**Task directions:**
Using the court excerpt below, mark each statement (a), (b) and (c) yes or no, and support each answer with the deciding words quoted from the excerpt. (a) The petitioner was acquitted in Criminal Case No. 458 of 1997 with the benefit of doubt. (b) Sri K.C. Sinha asked the Court to take a sympathetic view. (c) The petitioner was selected as a Constable (Recruit) on a permanent basis.

4. I have heard Sri B.B. Paul, learned Counsel for the petitioner and Sri K.C. Sinha, learned Assistant Solicitor General of India appearing for the respondents and have perused the materials available on record.
5. Sri B.B. Paul, learned Counsel for the petitioner submitted that as the petitioner was ultimately acquitted in Criminal Case No. 458 of 1997 by the order dated 23rd May, 1998 by giving him the benefit of doubt, it cannot be said that the petitioner had suppressed any information in the Verification Roll; that the information that had been suppressed cannot be said to be of such a grave nature which warranted the passing of the order of termination; though the petitioner had been selected on a temporary basis as a Constable (Recruit) but still opportunity was required to be given to the petitioner to show cause before issuing the termination order and in any view of the matter the Court must take a sympathetic view.
6. Sri K.C. Sinha, learned Assistant Solicitor General of India, on the other hand, submitted that the Verification Roll contained a warning that furnishing of false information and suppression of any factual information in the Verification Roll would be a disqualification and would render the candidate unfit for employment and that if any false information was furnished or there was any suppression of any factual information in the Verification Roll which subsequently came to the notice of the authority during the service, then the services could be terminated and as such the termination order was justified as the petitioner had not declared the pendency of the criminal case in the Verification Roll filled up by him. He further submitted that in such circumstances when action was taken under the provisions of Rule 5(1) of the CCS (Temporary) Rules, then there was no requirement of giving any opportunity of hearing to the petitioner before terminating his services and that in such circumstances the Court should not take a sympathetic view.
7. I have carefully considered the submissions advanced by the learned Counsel for the parties.
8. The first contention of Sri B.B. Paul, learned Counsel for the petitioner is that mere suppression of pendency of the criminal case in the Verification Roll filled up by the petitioner could not have formed the basis for terminating the temporary services of the petitioner in view of the decision of this Hon'ble Court given on 24th September, 1999 in Civil Misc. Writ Petition No. 4594 of 1997 (Anuj Kumar v. D.I.G. (Karmik), PHQ and Ors.) and the interim order of this Court dated 28th January, 2004 in Civil Misc. Writ Petition No. 3045/2005/SS (Uday Veer Singh v. Union of India and Ors.).

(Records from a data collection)
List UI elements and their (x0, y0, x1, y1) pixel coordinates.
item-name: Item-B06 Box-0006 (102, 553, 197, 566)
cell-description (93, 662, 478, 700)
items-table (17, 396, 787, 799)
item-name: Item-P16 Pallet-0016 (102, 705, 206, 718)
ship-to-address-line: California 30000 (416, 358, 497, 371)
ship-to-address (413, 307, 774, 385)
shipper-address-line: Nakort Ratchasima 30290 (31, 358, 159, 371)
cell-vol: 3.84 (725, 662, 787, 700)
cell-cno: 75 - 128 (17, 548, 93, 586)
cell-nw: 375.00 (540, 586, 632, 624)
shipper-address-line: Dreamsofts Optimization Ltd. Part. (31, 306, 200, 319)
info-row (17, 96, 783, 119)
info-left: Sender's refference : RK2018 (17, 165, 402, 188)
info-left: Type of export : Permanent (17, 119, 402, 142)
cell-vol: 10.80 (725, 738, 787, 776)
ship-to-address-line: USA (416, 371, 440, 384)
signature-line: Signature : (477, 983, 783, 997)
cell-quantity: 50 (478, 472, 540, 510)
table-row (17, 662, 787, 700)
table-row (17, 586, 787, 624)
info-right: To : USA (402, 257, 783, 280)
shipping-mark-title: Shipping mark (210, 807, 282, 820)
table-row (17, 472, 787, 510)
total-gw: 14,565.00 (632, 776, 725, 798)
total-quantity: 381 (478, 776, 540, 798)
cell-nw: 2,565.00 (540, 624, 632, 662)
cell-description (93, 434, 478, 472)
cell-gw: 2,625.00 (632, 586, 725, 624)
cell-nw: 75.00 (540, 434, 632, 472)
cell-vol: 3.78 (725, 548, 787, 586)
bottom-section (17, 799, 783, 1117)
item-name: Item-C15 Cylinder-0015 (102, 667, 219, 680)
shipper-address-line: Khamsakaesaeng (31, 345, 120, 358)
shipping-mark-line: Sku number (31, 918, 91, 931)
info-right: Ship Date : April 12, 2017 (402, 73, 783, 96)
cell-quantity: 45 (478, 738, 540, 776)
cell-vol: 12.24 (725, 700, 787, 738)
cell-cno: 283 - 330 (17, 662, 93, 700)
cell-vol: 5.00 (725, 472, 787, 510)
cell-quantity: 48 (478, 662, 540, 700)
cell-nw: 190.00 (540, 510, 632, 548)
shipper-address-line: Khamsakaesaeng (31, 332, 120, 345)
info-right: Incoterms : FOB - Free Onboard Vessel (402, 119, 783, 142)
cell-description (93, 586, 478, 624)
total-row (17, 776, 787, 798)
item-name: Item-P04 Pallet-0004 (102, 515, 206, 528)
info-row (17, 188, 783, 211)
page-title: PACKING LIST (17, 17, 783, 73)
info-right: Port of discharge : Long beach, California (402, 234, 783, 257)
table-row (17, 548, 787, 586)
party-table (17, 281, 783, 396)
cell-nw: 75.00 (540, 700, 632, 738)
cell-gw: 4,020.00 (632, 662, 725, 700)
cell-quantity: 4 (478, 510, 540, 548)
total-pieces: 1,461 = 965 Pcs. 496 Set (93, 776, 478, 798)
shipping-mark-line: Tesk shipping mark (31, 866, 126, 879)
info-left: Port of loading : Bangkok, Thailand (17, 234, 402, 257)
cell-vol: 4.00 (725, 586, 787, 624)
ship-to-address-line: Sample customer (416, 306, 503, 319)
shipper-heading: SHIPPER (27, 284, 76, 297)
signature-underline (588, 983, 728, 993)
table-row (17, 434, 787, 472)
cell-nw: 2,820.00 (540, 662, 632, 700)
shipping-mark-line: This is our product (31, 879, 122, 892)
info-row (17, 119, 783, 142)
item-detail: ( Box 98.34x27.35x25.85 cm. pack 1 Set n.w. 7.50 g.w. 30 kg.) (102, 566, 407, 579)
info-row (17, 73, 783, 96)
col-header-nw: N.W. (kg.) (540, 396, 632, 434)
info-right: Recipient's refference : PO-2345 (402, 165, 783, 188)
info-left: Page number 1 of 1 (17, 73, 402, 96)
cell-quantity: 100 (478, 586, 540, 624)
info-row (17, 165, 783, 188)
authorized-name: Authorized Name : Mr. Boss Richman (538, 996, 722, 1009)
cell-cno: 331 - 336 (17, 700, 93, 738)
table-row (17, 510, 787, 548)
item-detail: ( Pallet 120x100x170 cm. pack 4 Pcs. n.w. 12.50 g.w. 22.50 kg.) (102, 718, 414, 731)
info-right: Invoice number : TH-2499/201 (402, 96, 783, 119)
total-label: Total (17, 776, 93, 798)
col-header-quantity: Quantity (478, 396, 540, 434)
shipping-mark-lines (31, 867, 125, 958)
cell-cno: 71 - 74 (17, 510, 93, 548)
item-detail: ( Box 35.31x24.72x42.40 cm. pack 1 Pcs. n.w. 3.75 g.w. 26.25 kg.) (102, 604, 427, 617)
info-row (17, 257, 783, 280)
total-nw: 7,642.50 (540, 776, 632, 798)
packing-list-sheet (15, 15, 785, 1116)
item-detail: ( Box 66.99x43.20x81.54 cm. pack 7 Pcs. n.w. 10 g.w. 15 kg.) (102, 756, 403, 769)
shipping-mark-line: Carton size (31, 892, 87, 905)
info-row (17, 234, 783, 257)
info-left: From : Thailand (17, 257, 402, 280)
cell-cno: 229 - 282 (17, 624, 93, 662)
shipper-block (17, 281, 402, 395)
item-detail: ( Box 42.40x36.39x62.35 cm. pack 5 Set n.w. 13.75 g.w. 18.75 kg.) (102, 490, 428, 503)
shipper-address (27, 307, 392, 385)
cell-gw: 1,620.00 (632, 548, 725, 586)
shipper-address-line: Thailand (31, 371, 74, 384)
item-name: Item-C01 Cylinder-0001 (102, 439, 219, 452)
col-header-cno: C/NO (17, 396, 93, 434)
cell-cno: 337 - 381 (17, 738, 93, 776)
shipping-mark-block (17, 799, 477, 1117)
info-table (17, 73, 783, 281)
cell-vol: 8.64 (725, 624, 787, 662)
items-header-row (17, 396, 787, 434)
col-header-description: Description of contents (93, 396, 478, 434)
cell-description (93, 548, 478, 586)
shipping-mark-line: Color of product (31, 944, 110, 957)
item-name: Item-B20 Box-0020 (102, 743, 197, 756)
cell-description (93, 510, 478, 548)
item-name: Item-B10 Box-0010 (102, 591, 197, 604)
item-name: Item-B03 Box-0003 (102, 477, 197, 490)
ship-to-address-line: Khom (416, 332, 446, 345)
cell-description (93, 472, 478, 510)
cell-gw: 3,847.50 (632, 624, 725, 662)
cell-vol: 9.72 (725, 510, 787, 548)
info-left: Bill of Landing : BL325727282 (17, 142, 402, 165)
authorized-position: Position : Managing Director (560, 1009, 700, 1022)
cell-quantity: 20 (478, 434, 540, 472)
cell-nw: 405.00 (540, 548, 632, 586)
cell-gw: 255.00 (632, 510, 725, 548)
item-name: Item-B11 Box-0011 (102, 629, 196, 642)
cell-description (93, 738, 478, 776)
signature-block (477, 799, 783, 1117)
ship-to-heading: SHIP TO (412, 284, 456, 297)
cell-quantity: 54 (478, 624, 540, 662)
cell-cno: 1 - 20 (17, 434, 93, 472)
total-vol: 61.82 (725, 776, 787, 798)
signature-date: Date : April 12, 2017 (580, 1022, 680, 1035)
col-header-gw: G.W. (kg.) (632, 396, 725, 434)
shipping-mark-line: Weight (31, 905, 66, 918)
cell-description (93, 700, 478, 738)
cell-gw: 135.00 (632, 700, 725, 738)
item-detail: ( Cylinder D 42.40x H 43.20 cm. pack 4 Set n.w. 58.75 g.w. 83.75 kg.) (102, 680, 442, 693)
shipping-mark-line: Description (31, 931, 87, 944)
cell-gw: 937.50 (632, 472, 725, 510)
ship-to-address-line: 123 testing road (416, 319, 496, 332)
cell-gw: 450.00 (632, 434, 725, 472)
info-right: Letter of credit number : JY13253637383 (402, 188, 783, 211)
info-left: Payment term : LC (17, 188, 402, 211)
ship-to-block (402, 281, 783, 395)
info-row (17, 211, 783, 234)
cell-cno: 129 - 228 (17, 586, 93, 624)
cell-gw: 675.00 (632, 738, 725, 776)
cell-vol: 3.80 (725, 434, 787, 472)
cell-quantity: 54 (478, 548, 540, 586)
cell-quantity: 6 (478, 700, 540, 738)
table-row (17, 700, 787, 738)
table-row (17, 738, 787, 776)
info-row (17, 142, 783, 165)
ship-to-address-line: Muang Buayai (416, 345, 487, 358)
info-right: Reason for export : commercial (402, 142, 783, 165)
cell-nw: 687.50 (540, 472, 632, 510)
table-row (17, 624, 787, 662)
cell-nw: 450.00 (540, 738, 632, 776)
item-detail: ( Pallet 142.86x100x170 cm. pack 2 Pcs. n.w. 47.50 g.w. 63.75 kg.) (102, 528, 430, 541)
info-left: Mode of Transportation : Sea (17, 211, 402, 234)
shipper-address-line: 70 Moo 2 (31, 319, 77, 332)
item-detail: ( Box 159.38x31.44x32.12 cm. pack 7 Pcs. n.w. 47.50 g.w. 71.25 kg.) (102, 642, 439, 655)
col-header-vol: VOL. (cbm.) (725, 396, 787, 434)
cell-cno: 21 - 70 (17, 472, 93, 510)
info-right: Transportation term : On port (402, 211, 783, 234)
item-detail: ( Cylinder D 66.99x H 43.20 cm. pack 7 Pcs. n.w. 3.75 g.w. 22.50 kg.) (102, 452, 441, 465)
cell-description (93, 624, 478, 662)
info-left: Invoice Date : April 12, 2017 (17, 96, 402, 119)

**Solution for this task:**
(a) Yes: "the petitioner was ultimately acquitted in Criminal Case No. 458 of 1997 by the order dated 23rd May, 1998 by giving him the benefit of doubt"
(b) No: "in such circumstances the Court should not take a sympathetic view"
(c) No: "the petitioner had been selected on a temporary basis as a Constable (Recruit)"